● **Written instruction**
Compile every line that includes the word "area".

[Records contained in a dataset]
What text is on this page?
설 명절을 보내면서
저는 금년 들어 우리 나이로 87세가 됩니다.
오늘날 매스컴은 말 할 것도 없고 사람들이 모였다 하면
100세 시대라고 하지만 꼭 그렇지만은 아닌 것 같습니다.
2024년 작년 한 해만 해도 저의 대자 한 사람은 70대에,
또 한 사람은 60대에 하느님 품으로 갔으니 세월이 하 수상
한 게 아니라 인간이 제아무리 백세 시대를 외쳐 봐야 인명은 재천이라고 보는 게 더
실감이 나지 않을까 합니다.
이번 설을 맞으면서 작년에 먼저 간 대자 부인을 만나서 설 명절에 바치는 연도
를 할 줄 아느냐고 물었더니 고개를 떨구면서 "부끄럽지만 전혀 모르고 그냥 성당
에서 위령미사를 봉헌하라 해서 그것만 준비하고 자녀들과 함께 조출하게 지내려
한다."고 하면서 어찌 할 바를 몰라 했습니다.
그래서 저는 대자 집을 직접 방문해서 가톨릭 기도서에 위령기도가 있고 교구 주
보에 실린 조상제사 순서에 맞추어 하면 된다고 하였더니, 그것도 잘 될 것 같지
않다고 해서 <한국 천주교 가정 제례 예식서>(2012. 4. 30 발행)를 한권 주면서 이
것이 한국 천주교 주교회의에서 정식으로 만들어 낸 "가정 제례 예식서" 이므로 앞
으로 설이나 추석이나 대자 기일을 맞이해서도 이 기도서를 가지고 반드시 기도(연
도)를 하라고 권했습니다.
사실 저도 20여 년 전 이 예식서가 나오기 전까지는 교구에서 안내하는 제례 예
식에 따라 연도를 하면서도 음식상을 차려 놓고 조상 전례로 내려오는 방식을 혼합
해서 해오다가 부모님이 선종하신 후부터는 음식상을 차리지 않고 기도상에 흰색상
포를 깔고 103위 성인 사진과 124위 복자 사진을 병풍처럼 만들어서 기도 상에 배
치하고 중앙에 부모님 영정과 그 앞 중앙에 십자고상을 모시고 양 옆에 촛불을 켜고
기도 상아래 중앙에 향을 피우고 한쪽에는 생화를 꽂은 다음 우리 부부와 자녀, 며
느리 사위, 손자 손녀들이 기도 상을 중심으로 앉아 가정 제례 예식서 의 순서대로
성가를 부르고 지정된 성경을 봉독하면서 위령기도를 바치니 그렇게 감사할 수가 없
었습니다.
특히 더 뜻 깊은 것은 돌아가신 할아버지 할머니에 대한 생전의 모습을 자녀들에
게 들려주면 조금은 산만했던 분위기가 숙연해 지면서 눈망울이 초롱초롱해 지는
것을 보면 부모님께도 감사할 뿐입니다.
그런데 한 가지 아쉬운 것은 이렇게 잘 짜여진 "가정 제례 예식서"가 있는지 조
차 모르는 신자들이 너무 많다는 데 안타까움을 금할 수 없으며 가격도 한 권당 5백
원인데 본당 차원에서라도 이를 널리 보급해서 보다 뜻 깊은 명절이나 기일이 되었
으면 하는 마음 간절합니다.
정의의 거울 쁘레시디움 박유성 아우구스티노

* * *

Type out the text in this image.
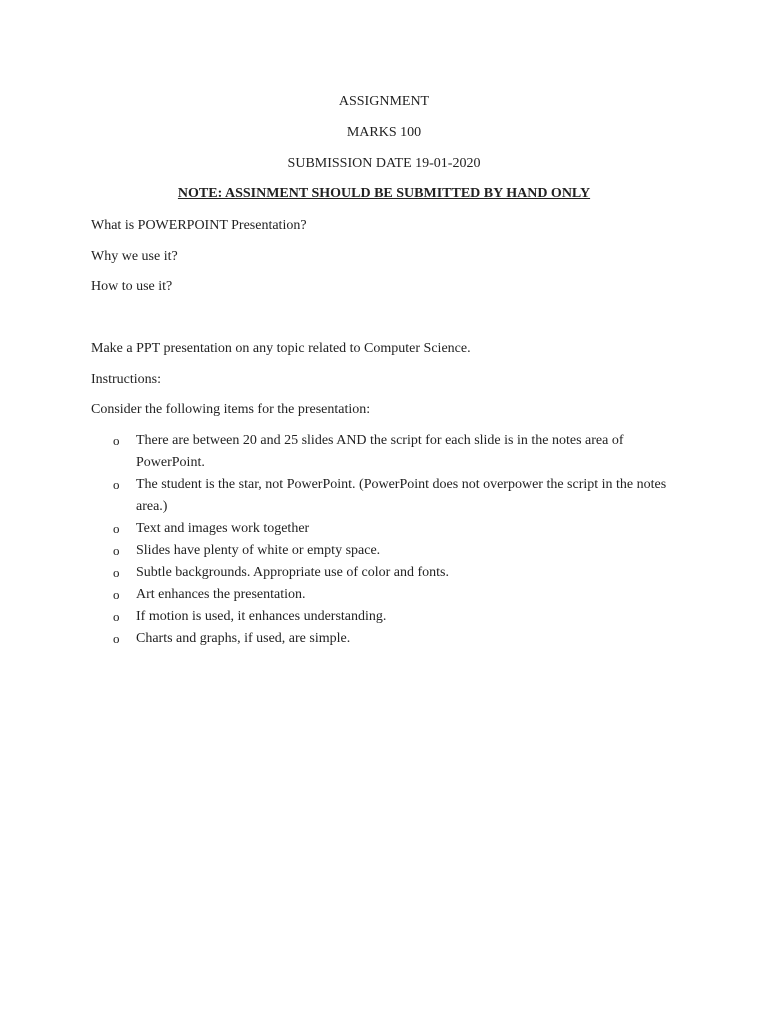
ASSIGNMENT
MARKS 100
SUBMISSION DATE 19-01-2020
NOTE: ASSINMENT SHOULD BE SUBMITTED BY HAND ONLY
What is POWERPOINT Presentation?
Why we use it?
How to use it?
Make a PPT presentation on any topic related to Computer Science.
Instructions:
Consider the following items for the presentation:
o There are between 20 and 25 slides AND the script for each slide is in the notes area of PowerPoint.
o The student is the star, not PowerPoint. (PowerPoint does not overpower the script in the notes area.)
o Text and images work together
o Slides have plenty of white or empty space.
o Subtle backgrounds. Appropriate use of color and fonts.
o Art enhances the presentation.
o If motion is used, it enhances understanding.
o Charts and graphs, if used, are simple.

● **Written answer**
o There are between 20 and 25 slides AND the script for each slide is in the notes area of PowerPoint.
o The student is the star, not PowerPoint. (PowerPoint does not overpower the script in the notes area.)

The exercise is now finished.